(Text under study)

When it comes right down to it, customers are very concerned that their items get to them safely. You, as the e-commerce retailer, must see to it that you assure them of that very thing.

CTA Hack No. 5:  Simplicity

Apple

Online sales:  $6.6 billion

There are few things sexier than buying a computer from Apple.com. Steve Job’s legacy began when he sold a few computer parts to a curious technophile in California. Now, curious technophiles are clamoring to spend billions of dollars on Apple.com. Within one month of Apple’s online store, which opened in 1997, Apple’s sales hit $12 million.

If you haven’t browsed around Apple’s online store, I strongly suggest that you do so.

How did they do it?

Every CTA that we’ve looked at so far is cluttered with stuff. Following all the psychological tips, hacks and techniques, retailers can pack in urgency, scarcity, free shipping, trust signals and whatever else they think will push customers over the edge.

(End Text under study)
(Provided records)

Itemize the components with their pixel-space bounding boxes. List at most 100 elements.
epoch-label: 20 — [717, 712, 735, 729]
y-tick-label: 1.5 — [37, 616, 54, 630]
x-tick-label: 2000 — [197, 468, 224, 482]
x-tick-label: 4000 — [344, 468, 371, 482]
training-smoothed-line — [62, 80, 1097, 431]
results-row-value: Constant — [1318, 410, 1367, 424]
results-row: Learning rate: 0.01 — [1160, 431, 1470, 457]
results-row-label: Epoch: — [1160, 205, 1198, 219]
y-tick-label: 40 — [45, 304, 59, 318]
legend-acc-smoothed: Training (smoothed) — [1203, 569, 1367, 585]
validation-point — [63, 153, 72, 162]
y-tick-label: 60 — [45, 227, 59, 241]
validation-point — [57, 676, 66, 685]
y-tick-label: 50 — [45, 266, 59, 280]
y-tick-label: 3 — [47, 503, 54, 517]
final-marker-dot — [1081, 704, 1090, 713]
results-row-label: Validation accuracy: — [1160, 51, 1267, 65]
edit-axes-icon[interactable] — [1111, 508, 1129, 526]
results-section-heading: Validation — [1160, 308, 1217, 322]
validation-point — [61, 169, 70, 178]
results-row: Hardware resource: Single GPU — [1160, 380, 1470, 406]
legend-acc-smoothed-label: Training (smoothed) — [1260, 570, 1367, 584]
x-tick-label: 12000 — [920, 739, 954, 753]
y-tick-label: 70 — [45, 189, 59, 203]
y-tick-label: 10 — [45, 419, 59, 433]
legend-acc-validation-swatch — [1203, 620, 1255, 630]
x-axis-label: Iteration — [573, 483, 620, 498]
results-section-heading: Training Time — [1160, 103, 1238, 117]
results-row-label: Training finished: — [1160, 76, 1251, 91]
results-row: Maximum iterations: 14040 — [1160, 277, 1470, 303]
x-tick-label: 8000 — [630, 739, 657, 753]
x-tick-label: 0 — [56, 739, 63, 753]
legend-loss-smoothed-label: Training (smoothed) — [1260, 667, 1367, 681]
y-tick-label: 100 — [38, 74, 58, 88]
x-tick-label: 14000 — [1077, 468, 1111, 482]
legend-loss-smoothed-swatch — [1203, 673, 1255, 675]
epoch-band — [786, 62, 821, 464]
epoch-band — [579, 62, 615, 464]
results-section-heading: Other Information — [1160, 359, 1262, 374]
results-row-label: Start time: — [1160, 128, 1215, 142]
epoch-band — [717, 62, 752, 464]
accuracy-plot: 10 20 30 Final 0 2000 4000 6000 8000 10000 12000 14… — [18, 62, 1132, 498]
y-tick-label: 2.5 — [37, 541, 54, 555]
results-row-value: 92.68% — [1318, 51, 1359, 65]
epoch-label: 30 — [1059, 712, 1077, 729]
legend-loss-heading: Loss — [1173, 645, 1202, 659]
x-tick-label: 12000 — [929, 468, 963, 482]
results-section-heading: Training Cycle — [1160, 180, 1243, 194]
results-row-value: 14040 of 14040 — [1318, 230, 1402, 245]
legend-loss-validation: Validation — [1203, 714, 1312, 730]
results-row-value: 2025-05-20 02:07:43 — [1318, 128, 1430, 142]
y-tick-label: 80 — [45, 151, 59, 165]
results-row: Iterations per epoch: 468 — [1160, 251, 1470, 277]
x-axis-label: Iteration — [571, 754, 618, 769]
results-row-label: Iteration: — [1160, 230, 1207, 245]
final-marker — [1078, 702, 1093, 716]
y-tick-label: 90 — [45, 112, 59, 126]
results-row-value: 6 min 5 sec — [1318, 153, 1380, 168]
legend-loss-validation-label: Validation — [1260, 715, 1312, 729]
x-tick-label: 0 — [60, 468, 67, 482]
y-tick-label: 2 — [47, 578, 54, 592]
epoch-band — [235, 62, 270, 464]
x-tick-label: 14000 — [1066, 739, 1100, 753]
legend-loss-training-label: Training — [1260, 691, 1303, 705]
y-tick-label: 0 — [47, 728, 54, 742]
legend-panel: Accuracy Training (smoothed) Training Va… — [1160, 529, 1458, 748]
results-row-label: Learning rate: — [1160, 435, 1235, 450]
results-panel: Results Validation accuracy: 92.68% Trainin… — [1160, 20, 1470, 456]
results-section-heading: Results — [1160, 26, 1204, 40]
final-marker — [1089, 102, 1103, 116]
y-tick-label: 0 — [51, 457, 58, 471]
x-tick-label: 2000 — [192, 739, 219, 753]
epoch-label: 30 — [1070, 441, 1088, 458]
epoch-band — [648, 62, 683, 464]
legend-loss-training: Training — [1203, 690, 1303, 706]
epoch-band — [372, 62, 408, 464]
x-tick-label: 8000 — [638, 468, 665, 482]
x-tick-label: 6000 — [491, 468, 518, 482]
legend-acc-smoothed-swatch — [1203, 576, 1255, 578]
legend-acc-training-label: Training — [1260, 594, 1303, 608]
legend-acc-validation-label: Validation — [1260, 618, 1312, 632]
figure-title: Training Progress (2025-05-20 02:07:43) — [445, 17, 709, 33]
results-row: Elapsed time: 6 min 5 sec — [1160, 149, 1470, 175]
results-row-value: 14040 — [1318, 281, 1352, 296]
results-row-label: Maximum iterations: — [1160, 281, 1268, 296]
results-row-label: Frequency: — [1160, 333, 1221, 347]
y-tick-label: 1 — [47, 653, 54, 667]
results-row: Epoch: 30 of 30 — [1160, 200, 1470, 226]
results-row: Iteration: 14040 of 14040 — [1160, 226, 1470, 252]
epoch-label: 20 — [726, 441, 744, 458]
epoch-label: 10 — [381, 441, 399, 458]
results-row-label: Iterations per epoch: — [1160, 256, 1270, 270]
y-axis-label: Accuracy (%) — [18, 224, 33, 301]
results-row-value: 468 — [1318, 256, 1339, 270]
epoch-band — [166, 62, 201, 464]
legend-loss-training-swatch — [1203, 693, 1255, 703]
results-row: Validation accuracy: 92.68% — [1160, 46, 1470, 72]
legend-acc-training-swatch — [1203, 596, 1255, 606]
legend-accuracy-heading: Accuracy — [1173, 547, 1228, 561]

(End Provided records)

:: What is required ::
Answer these from the text on Apple's online store:
(a) What online sales figure is listed for Apple?
(b) In what year did Apple's online store open?
(c) What did Apple's sales reach within one month of the store opening?
The material plays no part in the work here.

:: Expected answer ::
(a) $6.6 billion
(b) 1997
(c) $12 million